> Given instruction:
Read the records and gather each line that includes "Reports".

> Dataset excerpts:
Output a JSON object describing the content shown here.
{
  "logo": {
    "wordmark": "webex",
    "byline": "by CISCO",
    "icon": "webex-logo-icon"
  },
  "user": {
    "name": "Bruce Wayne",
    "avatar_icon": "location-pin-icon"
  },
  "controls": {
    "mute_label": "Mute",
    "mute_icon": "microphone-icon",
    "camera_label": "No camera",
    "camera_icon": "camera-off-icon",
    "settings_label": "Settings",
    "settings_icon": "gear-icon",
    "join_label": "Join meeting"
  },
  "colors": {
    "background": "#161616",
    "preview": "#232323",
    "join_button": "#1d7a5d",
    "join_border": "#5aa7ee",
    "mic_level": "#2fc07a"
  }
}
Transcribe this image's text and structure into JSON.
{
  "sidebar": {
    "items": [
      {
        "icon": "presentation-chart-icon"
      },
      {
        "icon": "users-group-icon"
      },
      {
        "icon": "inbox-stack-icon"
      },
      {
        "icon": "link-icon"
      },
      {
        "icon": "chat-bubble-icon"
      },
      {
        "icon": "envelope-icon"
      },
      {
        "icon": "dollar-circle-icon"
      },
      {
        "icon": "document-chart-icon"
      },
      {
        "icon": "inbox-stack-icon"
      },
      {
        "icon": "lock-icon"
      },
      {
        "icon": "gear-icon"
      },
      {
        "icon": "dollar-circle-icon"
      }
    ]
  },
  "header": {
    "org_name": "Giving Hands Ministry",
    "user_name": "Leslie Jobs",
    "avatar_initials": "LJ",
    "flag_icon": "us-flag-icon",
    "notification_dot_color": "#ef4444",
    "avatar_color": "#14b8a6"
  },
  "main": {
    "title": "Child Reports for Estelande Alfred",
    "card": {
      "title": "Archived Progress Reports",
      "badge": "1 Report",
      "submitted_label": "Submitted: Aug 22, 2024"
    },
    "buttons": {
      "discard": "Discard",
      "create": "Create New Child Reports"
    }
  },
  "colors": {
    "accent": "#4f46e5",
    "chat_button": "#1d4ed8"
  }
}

> The reply:
    "title": "Child Reports for Estelande Alfred",
      "title": "Archived Progress Reports",
      "create": "Create New Child Reports"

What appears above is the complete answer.